→ **Exercise description**
Reproduce each line exactly. Skip none.

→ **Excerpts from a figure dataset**
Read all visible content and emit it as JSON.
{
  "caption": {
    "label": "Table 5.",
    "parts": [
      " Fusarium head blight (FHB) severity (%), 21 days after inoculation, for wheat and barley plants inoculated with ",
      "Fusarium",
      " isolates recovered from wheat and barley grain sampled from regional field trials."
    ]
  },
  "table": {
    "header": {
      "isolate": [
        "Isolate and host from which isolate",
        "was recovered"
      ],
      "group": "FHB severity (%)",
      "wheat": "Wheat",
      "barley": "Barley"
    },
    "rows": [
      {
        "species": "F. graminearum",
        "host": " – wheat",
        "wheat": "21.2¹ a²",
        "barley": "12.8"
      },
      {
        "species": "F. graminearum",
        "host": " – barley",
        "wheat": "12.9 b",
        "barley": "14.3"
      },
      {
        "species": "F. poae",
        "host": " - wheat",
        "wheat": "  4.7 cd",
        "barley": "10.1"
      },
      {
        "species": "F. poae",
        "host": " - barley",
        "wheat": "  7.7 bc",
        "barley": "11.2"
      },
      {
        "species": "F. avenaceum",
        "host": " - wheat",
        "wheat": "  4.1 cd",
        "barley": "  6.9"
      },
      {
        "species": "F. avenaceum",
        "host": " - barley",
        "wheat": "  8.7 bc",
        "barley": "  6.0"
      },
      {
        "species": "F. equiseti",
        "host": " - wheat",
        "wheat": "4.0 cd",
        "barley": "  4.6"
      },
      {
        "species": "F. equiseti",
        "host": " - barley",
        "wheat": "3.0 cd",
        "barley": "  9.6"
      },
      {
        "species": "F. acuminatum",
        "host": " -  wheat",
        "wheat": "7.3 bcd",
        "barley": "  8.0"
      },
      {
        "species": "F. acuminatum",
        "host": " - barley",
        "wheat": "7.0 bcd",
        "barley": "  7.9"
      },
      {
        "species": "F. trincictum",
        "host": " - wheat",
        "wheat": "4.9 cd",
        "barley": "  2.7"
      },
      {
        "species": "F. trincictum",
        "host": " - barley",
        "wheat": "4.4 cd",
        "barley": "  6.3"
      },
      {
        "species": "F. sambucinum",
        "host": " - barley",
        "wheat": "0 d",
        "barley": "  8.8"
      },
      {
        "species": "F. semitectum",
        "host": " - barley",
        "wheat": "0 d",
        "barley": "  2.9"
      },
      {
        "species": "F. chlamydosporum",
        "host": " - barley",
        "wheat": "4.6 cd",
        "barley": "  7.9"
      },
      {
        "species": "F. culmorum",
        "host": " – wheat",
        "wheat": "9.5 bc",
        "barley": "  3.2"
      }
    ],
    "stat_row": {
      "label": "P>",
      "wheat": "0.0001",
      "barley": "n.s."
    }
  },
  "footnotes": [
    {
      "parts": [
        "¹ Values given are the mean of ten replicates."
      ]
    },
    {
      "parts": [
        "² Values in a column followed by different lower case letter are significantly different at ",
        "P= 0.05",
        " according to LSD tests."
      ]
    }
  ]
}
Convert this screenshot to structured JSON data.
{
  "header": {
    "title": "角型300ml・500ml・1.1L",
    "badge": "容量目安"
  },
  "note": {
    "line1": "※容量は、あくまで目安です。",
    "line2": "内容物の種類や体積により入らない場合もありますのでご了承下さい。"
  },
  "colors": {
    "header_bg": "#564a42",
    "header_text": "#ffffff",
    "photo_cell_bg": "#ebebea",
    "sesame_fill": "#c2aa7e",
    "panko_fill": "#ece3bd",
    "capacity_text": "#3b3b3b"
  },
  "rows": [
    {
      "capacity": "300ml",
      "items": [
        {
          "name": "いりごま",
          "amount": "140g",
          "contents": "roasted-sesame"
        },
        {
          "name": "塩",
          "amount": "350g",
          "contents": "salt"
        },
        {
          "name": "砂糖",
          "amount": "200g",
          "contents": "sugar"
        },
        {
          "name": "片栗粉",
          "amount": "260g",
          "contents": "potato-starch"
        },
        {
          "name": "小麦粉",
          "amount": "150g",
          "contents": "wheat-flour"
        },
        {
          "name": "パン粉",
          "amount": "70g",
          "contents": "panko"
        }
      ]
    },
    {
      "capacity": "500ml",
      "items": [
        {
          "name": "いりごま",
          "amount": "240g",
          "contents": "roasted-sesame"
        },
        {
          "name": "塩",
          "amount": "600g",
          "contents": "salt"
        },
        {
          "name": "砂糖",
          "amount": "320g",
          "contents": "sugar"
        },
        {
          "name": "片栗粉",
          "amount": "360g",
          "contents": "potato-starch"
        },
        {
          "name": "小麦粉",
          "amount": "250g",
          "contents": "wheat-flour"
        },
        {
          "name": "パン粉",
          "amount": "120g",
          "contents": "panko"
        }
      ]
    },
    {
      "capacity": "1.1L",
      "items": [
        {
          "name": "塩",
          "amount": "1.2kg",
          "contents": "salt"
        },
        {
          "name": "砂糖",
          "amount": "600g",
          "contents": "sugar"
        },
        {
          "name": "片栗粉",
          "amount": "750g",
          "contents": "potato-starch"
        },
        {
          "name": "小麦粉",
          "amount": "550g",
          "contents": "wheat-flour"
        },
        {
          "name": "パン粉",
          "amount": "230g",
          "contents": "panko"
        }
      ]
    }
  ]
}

→ **Solved problem**
Read all visible content and emit it as JSON.
{
  "caption": {
    "label": "Table 5.",
    "parts": [
      " Fusarium head blight (FHB) severity (%), 21 days after inoculation, for wheat and barley plants inoculated with ",
      "Fusarium",
      " isolates recovered from wheat and barley grain sampled from regional field trials."
    ]
  },
  "table": {
    "header": {
      "isolate": [
        "Isolate and host from which isolate",
        "was recovered"
      ],
      "group": "FHB severity (%)",
      "wheat": "Wheat",
      "barley": "Barley"
    },
    "rows": [
      {
        "species": "F. graminearum",
        "host": " – wheat",
        "wheat": "21.2¹ a²",
        "barley": "12.8"
      },
      {
        "species": "F. graminearum",
        "host": " – barley",
        "wheat": "12.9 b",
        "barley": "14.3"
      },
      {
        "species": "F. poae",
        "host": " - wheat",
        "wheat": "  4.7 cd",
        "barley": "10.1"
      },
      {
        "species": "F. poae",
        "host": " - barley",
        "wheat": "  7.7 bc",
        "barley": "11.2"
      },
      {
        "species": "F. avenaceum",
        "host": " - wheat",
        "wheat": "  4.1 cd",
        "barley": "  6.9"
      },
      {
        "species": "F. avenaceum",
        "host": " - barley",
        "wheat": "  8.7 bc",
        "barley": "  6.0"
      },
      {
        "species": "F. equiseti",
        "host": " - wheat",
        "wheat": "4.0 cd",
        "barley": "  4.6"
      },
      {
        "species": "F. equiseti",
        "host": " - barley",
        "wheat": "3.0 cd",
        "barley": "  9.6"
      },
      {
        "species": "F. acuminatum",
        "host": " -  wheat",
        "wheat": "7.3 bcd",
        "barley": "  8.0"
      },
      {
        "species": "F. acuminatum",
        "host": " - barley",
        "wheat": "7.0 bcd",
        "barley": "  7.9"
      },
      {
        "species": "F. trincictum",
        "host": " - wheat",
        "wheat": "4.9 cd",
        "barley": "  2.7"
      },
      {
        "species": "F. trincictum",
        "host": " - barley",
        "wheat": "4.4 cd",
        "barley": "  6.3"
      },
      {
        "species": "F. sambucinum",
        "host": " - barley",
        "wheat": "0 d",
        "barley": "  8.8"
      },
      {
        "species": "F. semitectum",
        "host": " - barley",
        "wheat": "0 d",
        "barley": "  2.9"
      },
      {
        "species": "F. chlamydosporum",
        "host": " - barley",
        "wheat": "4.6 cd",
        "barley": "  7.9"
      },
      {
        "species": "F. culmorum",
        "host": " – wheat",
        "wheat": "9.5 bc",
        "barley": "  3.2"
      }
    ],
    "stat_row": {
      "label": "P>",
      "wheat": "0.0001",
      "barley": "n.s."
    }
  },
  "footnotes": [
    {
      "parts": [
        "¹ Values given are the mean of ten replicates."
      ]
    },
    {
      "parts": [
        "² Values in a column followed by different lower case letter are significantly different at ",
        "P= 0.05",
        " according to LSD tests."
      ]
    }
  ]
}
Convert this screenshot to structured JSON data.
{
  "header": {
    "title": "角型300ml・500ml・1.1L",
    "badge": "容量目安"
  },
  "note": {
    "line1": "※容量は、あくまで目安です。",
    "line2": "内容物の種類や体積により入らない場合もありますのでご了承下さい。"
  },
  "colors": {
    "header_bg": "#564a42",
    "header_text": "#ffffff",
    "photo_cell_bg": "#ebebea",
    "sesame_fill": "#c2aa7e",
    "panko_fill": "#ece3bd",
    "capacity_text": "#3b3b3b"
  },
  "rows": [
    {
      "capacity": "300ml",
      "items": [
        {
          "name": "いりごま",
          "amount": "140g",
          "contents": "roasted-sesame"
        },
        {
          "name": "塩",
          "amount": "350g",
          "contents": "salt"
        },
        {
          "name": "砂糖",
          "amount": "200g",
          "contents": "sugar"
        },
        {
          "name": "片栗粉",
          "amount": "260g",
          "contents": "potato-starch"
        },
        {
          "name": "小麦粉",
          "amount": "150g",
          "contents": "wheat-flour"
        },
        {
          "name": "パン粉",
          "amount": "70g",
          "contents": "panko"
        }
      ]
    },
    {
      "capacity": "500ml",
      "items": [
        {
          "name": "いりごま",
          "amount": "240g",
          "contents": "roasted-sesame"
        },
        {
          "name": "塩",
          "amount": "600g",
          "contents": "salt"
        },
        {
          "name": "砂糖",
          "amount": "320g",
          "contents": "sugar"
        },
        {
          "name": "片栗粉",
          "amount": "360g",
          "contents": "potato-starch"
        },
        {
          "name": "小麦粉",
          "amount": "250g",
          "contents": "wheat-flour"
        },
        {
          "name": "パン粉",
          "amount": "120g",
          "contents": "panko"
        }
      ]
    },
    {
      "capacity": "1.1L",
      "items": [
        {
          "name": "塩",
          "amount": "1.2kg",
          "contents": "salt"
        },
        {
          "name": "砂糖",
          "amount": "600g",
          "contents": "sugar"
        },
        {
          "name": "片栗粉",
          "amount": "750g",
          "contents": "potato-starch"
        },
        {
          "name": "小麦粉",
          "amount": "550g",
          "contents": "wheat-flour"
        },
        {
          "name": "パン粉",
          "amount": "230g",
          "contents": "panko"
        }
      ]
    }
  ]
}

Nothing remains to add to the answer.